Write out every entry exactly as it stands.

Dataset extract.
== == ==

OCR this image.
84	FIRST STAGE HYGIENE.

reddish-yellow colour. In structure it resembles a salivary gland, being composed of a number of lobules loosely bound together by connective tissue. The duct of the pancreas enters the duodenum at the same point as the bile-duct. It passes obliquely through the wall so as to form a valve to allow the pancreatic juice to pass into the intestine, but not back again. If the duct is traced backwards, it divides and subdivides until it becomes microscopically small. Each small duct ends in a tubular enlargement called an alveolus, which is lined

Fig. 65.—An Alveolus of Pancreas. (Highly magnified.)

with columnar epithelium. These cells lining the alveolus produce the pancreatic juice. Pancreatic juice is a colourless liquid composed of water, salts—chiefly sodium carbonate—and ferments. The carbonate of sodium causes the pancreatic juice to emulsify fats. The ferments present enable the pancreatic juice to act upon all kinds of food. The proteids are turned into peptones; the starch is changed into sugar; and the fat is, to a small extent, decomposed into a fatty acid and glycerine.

== == ==

Written response.
OCR this image.
84	FIRST STAGE HYGIENE.

reddish-yellow colour. In structure it resembles a salivary gland, being composed of a number of lobules loosely bound together by connective tissue. The duct of the pancreas enters the duodenum at the same point as the bile-duct. It passes obliquely through the wall so as to form a valve to allow the pancreatic juice to pass into the intestine, but not back again. If the duct is traced backwards, it divides and subdivides until it becomes microscopically small. Each small duct ends in a tubular enlargement called an alveolus, which is lined

Fig. 65.—An Alveolus of Pancreas. (Highly magnified.)

with columnar epithelium. These cells lining the alveolus produce the pancreatic juice. Pancreatic juice is a colourless liquid composed of water, salts—chiefly sodium carbonate—and ferments. The carbonate of sodium causes the pancreatic juice to emulsify fats. The ferments present enable the pancreatic juice to act upon all kinds of food. The proteids are turned into peptones; the starch is changed into sugar; and the fat is, to a small extent, decomposed into a fatty acid and glycerine.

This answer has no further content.